Exercise prompt:
Copy out all of the material exactly as presented.

Given data:
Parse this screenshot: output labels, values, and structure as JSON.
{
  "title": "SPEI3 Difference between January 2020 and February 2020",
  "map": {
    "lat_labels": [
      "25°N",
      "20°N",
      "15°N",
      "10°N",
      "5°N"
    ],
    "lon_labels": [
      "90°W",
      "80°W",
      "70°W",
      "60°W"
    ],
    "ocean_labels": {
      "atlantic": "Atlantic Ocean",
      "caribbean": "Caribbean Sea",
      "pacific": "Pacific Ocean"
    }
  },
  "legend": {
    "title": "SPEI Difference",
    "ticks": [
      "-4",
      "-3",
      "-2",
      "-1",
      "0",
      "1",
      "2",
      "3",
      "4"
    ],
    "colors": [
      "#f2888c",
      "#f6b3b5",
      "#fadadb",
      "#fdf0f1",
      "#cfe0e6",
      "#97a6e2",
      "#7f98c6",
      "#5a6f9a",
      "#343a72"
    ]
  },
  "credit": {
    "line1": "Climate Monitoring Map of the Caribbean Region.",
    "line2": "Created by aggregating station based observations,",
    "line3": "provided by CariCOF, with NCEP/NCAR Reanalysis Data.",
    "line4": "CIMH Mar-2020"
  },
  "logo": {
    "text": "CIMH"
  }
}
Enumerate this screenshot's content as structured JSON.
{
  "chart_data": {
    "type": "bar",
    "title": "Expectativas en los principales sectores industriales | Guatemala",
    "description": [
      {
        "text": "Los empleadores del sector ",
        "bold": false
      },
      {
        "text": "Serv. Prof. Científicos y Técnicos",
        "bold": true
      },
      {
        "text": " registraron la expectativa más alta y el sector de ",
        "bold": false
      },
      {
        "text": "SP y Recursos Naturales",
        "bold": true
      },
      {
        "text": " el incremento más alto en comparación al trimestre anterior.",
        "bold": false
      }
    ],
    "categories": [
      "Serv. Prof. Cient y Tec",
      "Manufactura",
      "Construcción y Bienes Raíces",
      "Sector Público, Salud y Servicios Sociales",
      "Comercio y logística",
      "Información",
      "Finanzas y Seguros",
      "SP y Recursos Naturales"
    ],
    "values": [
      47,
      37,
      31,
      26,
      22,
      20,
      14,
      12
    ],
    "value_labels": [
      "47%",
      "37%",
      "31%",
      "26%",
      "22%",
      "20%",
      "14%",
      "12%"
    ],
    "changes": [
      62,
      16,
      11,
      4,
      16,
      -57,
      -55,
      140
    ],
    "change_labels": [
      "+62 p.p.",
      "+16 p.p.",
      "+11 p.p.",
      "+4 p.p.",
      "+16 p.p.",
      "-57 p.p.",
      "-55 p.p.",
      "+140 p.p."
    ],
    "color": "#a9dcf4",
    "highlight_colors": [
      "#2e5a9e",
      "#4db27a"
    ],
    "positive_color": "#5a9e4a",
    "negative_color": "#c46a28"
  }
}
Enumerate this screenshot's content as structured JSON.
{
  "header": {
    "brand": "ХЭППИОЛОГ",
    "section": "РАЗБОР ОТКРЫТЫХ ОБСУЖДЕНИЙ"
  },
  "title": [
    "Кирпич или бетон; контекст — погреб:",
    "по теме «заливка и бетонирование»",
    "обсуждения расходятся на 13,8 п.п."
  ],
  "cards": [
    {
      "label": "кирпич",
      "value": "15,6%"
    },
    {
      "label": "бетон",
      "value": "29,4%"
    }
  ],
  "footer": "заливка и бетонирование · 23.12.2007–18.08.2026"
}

Task answer:
Parse this screenshot: output labels, values, and structure as JSON.
{
  "title": "SPEI3 Difference between January 2020 and February 2020",
  "map": {
    "lat_labels": [
      "25°N",
      "20°N",
      "15°N",
      "10°N",
      "5°N"
    ],
    "lon_labels": [
      "90°W",
      "80°W",
      "70°W",
      "60°W"
    ],
    "ocean_labels": {
      "atlantic": "Atlantic Ocean",
      "caribbean": "Caribbean Sea",
      "pacific": "Pacific Ocean"
    }
  },
  "legend": {
    "title": "SPEI Difference",
    "ticks": [
      "-4",
      "-3",
      "-2",
      "-1",
      "0",
      "1",
      "2",
      "3",
      "4"
    ],
    "colors": [
      "#f2888c",
      "#f6b3b5",
      "#fadadb",
      "#fdf0f1",
      "#cfe0e6",
      "#97a6e2",
      "#7f98c6",
      "#5a6f9a",
      "#343a72"
    ]
  },
  "credit": {
    "line1": "Climate Monitoring Map of the Caribbean Region.",
    "line2": "Created by aggregating station based observations,",
    "line3": "provided by CariCOF, with NCEP/NCAR Reanalysis Data.",
    "line4": "CIMH Mar-2020"
  },
  "logo": {
    "text": "CIMH"
  }
}
Enumerate this screenshot's content as structured JSON.
{
  "chart_data": {
    "type": "bar",
    "title": "Expectativas en los principales sectores industriales | Guatemala",
    "description": [
      {
        "text": "Los empleadores del sector ",
        "bold": false
      },
      {
        "text": "Serv. Prof. Científicos y Técnicos",
        "bold": true
      },
      {
        "text": " registraron la expectativa más alta y el sector de ",
        "bold": false
      },
      {
        "text": "SP y Recursos Naturales",
        "bold": true
      },
      {
        "text": " el incremento más alto en comparación al trimestre anterior.",
        "bold": false
      }
    ],
    "categories": [
      "Serv. Prof. Cient y Tec",
      "Manufactura",
      "Construcción y Bienes Raíces",
      "Sector Público, Salud y Servicios Sociales",
      "Comercio y logística",
      "Información",
      "Finanzas y Seguros",
      "SP y Recursos Naturales"
    ],
    "values": [
      47,
      37,
      31,
      26,
      22,
      20,
      14,
      12
    ],
    "value_labels": [
      "47%",
      "37%",
      "31%",
      "26%",
      "22%",
      "20%",
      "14%",
      "12%"
    ],
    "changes": [
      62,
      16,
      11,
      4,
      16,
      -57,
      -55,
      140
    ],
    "change_labels": [
      "+62 p.p.",
      "+16 p.p.",
      "+11 p.p.",
      "+4 p.p.",
      "+16 p.p.",
      "-57 p.p.",
      "-55 p.p.",
      "+140 p.p."
    ],
    "color": "#a9dcf4",
    "highlight_colors": [
      "#2e5a9e",
      "#4db27a"
    ],
    "positive_color": "#5a9e4a",
    "negative_color": "#c46a28"
  }
}
Enumerate this screenshot's content as structured JSON.
{
  "header": {
    "brand": "ХЭППИОЛОГ",
    "section": "РАЗБОР ОТКРЫТЫХ ОБСУЖДЕНИЙ"
  },
  "title": [
    "Кирпич или бетон; контекст — погреб:",
    "по теме «заливка и бетонирование»",
    "обсуждения расходятся на 13,8 п.п."
  ],
  "cards": [
    {
      "label": "кирпич",
      "value": "15,6%"
    },
    {
      "label": "бетон",
      "value": "29,4%"
    }
  ],
  "footer": "заливка и бетонирование · 23.12.2007–18.08.2026"
}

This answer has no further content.